* _文書の抜粋_:
------------------------------

しかし、帯同ドクターの仕事やチームドクターの仕事には現場での仕事だけでなく、それ以外の裏方の仕事があります。
よせやん
チームドクターの裏方の仕事
今回は、チームをシーズン通してサポートするチームドクターに焦点を当ててみましょう。
チームドクターの場合、試合や練習などのスポーツ現場での仕事以外にどんな仕事があるのでしょうか。
- チーム選手のメディカルチェック
- チームのメディカルバッグ内容の選定
- チームトレーナーとのやり取り
- 選手が怪我した際の病院の手配など
- 選手の診察・治療
- スタッフ内のミーティング
- 選手への指導
パッと思いつくものをあげるとこれくらいでしょうか。
順に簡単に見ていきましょう。
よせやん
選手のメディカルチェック
シーズン前には必ずチーム選手のメディカルチェックはやることになります。
毎シーズン、チーム選手のメディカルチェックをして、選手の健康状態を把握しておくことは必須です。
というか、メディカルチェック自体やることが義務付けられていることが多いでしょう。
防ぎ得る突然死を防ぐ意味でも血液検査や心電図などの確認はとても大切です。
実際にシーズン中に何か起きた場合は、メディカルチェックでプレーを許可したドクターの責任が問われる可能性もあるかもしれません。
また、それに合わせて既往歴や内服している薬やサプリメントを把握しておくことも重要です。
加えて、シーズンが始まる前の状態を把握しておくことで、後の状態と比較することが可能になりますね。

------------------------------

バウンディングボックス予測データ

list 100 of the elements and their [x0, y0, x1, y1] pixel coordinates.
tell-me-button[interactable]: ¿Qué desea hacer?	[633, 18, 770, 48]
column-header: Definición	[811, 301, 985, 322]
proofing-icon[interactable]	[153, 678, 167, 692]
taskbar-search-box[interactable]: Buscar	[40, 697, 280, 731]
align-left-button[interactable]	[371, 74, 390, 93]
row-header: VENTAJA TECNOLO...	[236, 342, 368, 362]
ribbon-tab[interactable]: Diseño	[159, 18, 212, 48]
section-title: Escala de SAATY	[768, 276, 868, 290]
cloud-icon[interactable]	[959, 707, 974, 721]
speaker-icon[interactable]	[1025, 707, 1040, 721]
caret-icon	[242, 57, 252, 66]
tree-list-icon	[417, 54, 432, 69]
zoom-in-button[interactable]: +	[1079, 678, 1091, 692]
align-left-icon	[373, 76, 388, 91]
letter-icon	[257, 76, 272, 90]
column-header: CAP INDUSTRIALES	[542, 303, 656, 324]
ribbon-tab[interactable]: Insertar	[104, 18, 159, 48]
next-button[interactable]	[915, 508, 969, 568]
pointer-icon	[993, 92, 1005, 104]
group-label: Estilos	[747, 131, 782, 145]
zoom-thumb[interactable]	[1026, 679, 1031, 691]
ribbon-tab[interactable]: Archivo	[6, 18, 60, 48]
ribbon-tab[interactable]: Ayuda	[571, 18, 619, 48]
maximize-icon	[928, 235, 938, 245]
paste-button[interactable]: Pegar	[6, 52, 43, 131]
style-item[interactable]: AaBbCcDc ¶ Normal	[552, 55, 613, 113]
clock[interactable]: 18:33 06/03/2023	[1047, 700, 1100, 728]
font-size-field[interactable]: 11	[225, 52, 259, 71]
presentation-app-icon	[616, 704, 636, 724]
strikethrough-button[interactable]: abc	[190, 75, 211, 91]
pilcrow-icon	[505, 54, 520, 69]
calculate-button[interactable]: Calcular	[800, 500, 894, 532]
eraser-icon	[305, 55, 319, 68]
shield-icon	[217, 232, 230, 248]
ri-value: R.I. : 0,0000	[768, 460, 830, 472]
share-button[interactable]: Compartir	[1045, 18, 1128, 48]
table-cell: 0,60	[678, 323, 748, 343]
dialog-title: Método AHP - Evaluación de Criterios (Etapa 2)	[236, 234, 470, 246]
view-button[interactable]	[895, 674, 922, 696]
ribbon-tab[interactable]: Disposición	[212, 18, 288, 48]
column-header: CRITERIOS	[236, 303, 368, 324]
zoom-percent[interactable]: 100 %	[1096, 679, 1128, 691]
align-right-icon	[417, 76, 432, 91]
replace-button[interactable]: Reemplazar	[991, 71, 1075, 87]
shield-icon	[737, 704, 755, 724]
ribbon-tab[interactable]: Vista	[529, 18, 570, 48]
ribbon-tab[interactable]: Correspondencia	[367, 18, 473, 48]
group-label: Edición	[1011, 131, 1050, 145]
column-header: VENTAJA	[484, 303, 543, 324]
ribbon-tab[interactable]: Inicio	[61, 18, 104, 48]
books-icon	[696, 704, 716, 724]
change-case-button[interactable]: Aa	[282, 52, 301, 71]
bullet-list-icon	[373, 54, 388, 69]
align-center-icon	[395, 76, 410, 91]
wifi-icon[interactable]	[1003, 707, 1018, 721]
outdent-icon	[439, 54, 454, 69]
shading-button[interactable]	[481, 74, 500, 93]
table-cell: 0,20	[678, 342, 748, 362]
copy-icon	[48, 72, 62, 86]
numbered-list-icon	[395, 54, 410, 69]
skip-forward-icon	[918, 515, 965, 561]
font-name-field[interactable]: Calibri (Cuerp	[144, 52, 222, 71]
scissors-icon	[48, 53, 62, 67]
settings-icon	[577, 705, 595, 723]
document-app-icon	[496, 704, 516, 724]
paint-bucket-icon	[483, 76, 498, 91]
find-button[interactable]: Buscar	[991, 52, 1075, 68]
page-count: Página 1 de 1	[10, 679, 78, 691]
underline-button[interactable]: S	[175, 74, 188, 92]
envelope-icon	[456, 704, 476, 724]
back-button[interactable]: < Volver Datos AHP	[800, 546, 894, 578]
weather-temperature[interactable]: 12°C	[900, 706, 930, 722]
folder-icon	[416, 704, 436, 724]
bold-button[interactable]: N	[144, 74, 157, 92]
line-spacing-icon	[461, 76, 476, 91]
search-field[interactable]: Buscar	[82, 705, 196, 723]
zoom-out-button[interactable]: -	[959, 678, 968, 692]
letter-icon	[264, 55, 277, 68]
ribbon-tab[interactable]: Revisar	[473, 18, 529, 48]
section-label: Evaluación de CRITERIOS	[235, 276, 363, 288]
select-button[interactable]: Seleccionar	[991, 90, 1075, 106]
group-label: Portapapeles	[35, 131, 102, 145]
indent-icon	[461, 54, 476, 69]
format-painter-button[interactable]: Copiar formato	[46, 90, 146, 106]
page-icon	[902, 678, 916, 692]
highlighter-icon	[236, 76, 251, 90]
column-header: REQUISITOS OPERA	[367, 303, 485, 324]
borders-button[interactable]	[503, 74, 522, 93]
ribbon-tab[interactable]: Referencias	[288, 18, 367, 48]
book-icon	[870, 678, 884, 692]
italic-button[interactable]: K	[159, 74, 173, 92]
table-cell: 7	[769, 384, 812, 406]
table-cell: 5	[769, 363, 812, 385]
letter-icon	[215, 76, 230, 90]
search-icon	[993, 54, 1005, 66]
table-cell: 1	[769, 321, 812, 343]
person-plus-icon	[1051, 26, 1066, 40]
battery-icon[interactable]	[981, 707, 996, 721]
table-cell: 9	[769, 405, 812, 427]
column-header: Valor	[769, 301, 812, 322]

------------------------------

* _作業内容_:
チームドクターについての文章をもとに、次の問いにそれぞれ短く答えなさい。
(a) 今回焦点を当てるのは、どのようなチームドクターか。
(b) チーム選手のメディカルチェックを必ず行うのはいつか。
(c) 防ぎ得る突然死を防ぐ意味でとても大切だとされている確認は何か。

* _解答_:
(a) チームをシーズン通してサポートするチームドクター
(b) シーズン前
(c) 血液検査や心電図などの確認